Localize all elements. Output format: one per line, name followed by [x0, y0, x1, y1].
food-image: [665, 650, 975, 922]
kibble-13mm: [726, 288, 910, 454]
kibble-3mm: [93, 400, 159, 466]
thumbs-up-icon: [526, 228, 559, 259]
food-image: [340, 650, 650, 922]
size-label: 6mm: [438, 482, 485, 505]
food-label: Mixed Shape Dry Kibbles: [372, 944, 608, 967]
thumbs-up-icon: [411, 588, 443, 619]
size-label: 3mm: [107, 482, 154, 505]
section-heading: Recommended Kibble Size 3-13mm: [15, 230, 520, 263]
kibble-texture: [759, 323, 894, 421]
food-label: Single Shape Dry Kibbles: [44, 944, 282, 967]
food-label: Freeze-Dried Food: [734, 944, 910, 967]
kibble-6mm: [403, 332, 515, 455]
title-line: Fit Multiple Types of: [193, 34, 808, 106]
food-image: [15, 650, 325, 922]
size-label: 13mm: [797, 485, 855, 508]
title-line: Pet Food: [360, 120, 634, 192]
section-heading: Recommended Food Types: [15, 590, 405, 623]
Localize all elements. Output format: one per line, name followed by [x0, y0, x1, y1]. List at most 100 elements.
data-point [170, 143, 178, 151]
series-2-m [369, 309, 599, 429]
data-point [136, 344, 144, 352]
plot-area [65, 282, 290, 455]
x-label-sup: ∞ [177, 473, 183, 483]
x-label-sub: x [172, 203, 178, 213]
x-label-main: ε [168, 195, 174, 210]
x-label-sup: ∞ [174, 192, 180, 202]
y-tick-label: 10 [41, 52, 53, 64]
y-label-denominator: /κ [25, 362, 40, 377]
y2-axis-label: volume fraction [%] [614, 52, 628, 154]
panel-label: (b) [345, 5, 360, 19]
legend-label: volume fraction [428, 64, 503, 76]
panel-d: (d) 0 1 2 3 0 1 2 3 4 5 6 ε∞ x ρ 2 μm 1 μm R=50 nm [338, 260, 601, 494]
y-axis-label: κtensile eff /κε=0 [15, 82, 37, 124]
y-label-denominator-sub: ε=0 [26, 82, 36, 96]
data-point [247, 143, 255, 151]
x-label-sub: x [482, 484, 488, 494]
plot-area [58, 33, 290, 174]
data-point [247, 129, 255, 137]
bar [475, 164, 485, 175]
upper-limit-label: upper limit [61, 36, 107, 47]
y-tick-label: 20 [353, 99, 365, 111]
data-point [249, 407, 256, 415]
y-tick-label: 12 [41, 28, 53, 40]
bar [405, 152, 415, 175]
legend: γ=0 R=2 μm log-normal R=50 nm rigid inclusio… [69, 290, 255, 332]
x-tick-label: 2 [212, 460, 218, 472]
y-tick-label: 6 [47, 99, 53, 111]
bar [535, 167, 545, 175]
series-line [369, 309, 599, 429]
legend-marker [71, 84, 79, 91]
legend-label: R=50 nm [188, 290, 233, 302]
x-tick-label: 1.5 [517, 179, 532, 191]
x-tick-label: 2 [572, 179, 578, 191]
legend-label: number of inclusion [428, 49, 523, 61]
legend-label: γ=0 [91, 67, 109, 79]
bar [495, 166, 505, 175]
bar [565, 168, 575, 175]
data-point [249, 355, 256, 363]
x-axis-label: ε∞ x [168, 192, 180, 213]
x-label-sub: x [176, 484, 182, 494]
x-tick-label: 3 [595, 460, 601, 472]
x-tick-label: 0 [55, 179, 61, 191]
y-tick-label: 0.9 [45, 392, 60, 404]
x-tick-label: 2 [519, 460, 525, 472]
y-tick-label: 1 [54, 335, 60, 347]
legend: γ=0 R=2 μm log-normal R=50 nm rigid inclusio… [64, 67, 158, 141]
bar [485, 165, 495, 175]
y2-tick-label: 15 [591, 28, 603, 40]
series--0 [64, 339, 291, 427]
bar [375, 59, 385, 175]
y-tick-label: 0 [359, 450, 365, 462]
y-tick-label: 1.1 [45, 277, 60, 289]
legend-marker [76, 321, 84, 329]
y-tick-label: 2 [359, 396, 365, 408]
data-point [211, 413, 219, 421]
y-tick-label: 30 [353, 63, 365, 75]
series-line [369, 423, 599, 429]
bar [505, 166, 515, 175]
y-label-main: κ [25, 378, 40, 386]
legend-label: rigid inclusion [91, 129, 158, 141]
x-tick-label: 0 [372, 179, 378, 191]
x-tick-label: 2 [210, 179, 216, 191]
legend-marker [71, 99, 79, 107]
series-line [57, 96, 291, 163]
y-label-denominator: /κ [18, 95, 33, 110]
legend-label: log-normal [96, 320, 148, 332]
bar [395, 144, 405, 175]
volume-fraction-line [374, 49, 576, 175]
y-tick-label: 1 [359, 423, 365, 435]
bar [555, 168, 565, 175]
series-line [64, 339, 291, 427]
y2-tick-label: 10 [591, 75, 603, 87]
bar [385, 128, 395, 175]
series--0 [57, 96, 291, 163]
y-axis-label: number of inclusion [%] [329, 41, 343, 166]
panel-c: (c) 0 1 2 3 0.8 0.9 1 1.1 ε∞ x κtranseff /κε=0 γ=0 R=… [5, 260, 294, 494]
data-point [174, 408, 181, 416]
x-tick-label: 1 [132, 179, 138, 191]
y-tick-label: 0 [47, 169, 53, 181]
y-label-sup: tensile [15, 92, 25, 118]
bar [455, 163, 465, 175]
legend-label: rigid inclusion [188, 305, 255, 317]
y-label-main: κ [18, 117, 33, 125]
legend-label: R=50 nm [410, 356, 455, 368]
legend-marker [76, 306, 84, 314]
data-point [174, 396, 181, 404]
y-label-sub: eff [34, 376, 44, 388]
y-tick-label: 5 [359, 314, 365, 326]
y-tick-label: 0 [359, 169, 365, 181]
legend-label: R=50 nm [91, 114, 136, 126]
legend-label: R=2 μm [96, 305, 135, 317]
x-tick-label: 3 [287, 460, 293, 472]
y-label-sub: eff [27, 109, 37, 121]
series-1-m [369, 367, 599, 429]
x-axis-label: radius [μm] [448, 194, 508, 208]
-- -- --
Written request = Rewrite all of the data above as a numbered list, leaving out any blank lines.

Full response =
1. Localize all elements. Output format: one per line, name followed by [x0, y0, x1, y1].
2. food-image: [665, 650, 975, 922]
3. kibble-13mm: [726, 288, 910, 454]
4. kibble-3mm: [93, 400, 159, 466]
5. thumbs-up-icon: [526, 228, 559, 259]
6. food-image: [340, 650, 650, 922]
7. size-label: 6mm: [438, 482, 485, 505]
8. food-label: Mixed Shape Dry Kibbles: [372, 944, 608, 967]
9. thumbs-up-icon: [411, 588, 443, 619]
10. size-label: 3mm: [107, 482, 154, 505]
11. section-heading: Recommended Kibble Size 3-13mm: [15, 230, 520, 263]
12. kibble-texture: [759, 323, 894, 421]
13. food-label: Single Shape Dry Kibbles: [44, 944, 282, 967]
14. food-label: Freeze-Dried Food: [734, 944, 910, 967]
15. kibble-6mm: [403, 332, 515, 455]
16. title-line: Fit Multiple Types of: [193, 34, 808, 106]
17. food-image: [15, 650, 325, 922]
18. size-label: 13mm: [797, 485, 855, 508]
19. title-line: Pet Food: [360, 120, 634, 192]
20. section-heading: Recommended Food Types: [15, 590, 405, 623]
21. Localize all elements. Output format: one per line, name followed by [x0, y0, x1, y1]. List at most 100 elements.
22. data-point [170, 143, 178, 151]
23. series-2-m [369, 309, 599, 429]
24. data-point [136, 344, 144, 352]
25. plot-area [65, 282, 290, 455]
26. x-label-sup: ∞ [177, 473, 183, 483]
27. x-label-sub: x [172, 203, 178, 213]
28. x-label-main: ε [168, 195, 174, 210]
29. x-label-sup: ∞ [174, 192, 180, 202]
30. y-tick-label: 10 [41, 52, 53, 64]
31. y-label-denominator: /κ [25, 362, 40, 377]
32. y2-axis-label: volume fraction [%] [614, 52, 628, 154]
33. panel-label: (b) [345, 5, 360, 19]
34. legend-label: volume fraction [428, 64, 503, 76]
35. panel-d: (d) 0 1 2 3 0 1 2 3 4 5 6 ε∞ x ρ 2 μm 1 μm R=50 nm [338, 260, 601, 494]
36. y-axis-label: κtensile eff /κε=0 [15, 82, 37, 124]
37. y-label-denominator-sub: ε=0 [26, 82, 36, 96]
38. data-point [247, 143, 255, 151]
39. x-label-sub: x [482, 484, 488, 494]
40. plot-area [58, 33, 290, 174]
41. data-point [247, 129, 255, 137]
42. bar [475, 164, 485, 175]
43. upper-limit-label: upper limit [61, 36, 107, 47]
44. y-tick-label: 20 [353, 99, 365, 111]
45. data-point [249, 407, 256, 415]
46. y-tick-label: 12 [41, 28, 53, 40]
47. bar [405, 152, 415, 175]
48. legend: γ=0 R=2 μm log-normal R=50 nm rigid inclusio… [69, 290, 255, 332]
49. x-tick-label: 2 [212, 460, 218, 472]
50. y-tick-label: 6 [47, 99, 53, 111]
51. bar [535, 167, 545, 175]
52. series-line [369, 309, 599, 429]
53. legend-marker [71, 84, 79, 91]
54. legend-label: R=50 nm [188, 290, 233, 302]
55. x-tick-label: 1.5 [517, 179, 532, 191]
56. x-tick-label: 2 [572, 179, 578, 191]
57. legend-label: number of inclusion [428, 49, 523, 61]
58. legend-label: γ=0 [91, 67, 109, 79]
59. bar [495, 166, 505, 175]
60. bar [565, 168, 575, 175]
61. data-point [249, 355, 256, 363]
62. x-axis-label: ε∞ x [168, 192, 180, 213]
63. x-label-sub: x [176, 484, 182, 494]
64. x-tick-label: 3 [595, 460, 601, 472]
65. x-tick-label: 0 [55, 179, 61, 191]
66. y-tick-label: 0.9 [45, 392, 60, 404]
67. x-tick-label: 2 [519, 460, 525, 472]
68. y-tick-label: 1 [54, 335, 60, 347]
69. legend: γ=0 R=2 μm log-normal R=50 nm rigid inclusio… [64, 67, 158, 141]
70. bar [485, 165, 495, 175]
71. y2-tick-label: 15 [591, 28, 603, 40]
72. series--0 [64, 339, 291, 427]
73. bar [375, 59, 385, 175]
74. y-tick-label: 0 [359, 450, 365, 462]
75. y-tick-label: 1.1 [45, 277, 60, 289]
76. legend-marker [76, 321, 84, 329]
77. y-tick-label: 2 [359, 396, 365, 408]
78. data-point [211, 413, 219, 421]
79. y-tick-label: 30 [353, 63, 365, 75]
80. series-line [369, 423, 599, 429]
81. bar [505, 166, 515, 175]
82. y-label-main: κ [25, 378, 40, 386]
83. legend-label: rigid inclusion [91, 129, 158, 141]
84. x-tick-label: 0 [372, 179, 378, 191]
85. x-tick-label: 2 [210, 179, 216, 191]
86. legend-marker [71, 99, 79, 107]
87. series-line [57, 96, 291, 163]
88. y-label-denominator: /κ [18, 95, 33, 110]
89. legend-label: log-normal [96, 320, 148, 332]
90. bar [395, 144, 405, 175]
91. volume-fraction-line [374, 49, 576, 175]
92. y-tick-label: 1 [359, 423, 365, 435]
93. bar [555, 168, 565, 175]
94. series-line [64, 339, 291, 427]
95. y2-tick-label: 10 [591, 75, 603, 87]
96. bar [385, 128, 395, 175]
97. series--0 [57, 96, 291, 163]
98. y-axis-label: number of inclusion [%] [329, 41, 343, 166]
99. panel-c: (c) 0 1 2 3 0.8 0.9 1 1.1 ε∞ x κtranseff /κε=0 γ=0 R=… [5, 260, 294, 494]
100. data-point [174, 408, 181, 416]
101. x-tick-label: 1 [132, 179, 138, 191]
102. y-tick-label: 0 [47, 169, 53, 181]
103. y-label-sup: tensile [15, 92, 25, 118]
104. bar [455, 163, 465, 175]
105. legend-label: rigid inclusion [188, 305, 255, 317]
106. y-label-main: κ [18, 117, 33, 125]
107. legend-label: R=50 nm [410, 356, 455, 368]
108. legend-marker [76, 306, 84, 314]
109. data-point [174, 396, 181, 404]
110. y-label-sub: eff [34, 376, 44, 388]
111. y-tick-label: 5 [359, 314, 365, 326]
112. y-tick-label: 0 [359, 169, 365, 181]
113. legend-label: R=50 nm [91, 114, 136, 126]
114. legend-label: R=2 μm [96, 305, 135, 317]
115. x-tick-label: 3 [287, 460, 293, 472]
116. y-label-sub: eff [27, 109, 37, 121]
117. series-1-m [369, 367, 599, 429]
118. x-axis-label: radius [μm] [448, 194, 508, 208]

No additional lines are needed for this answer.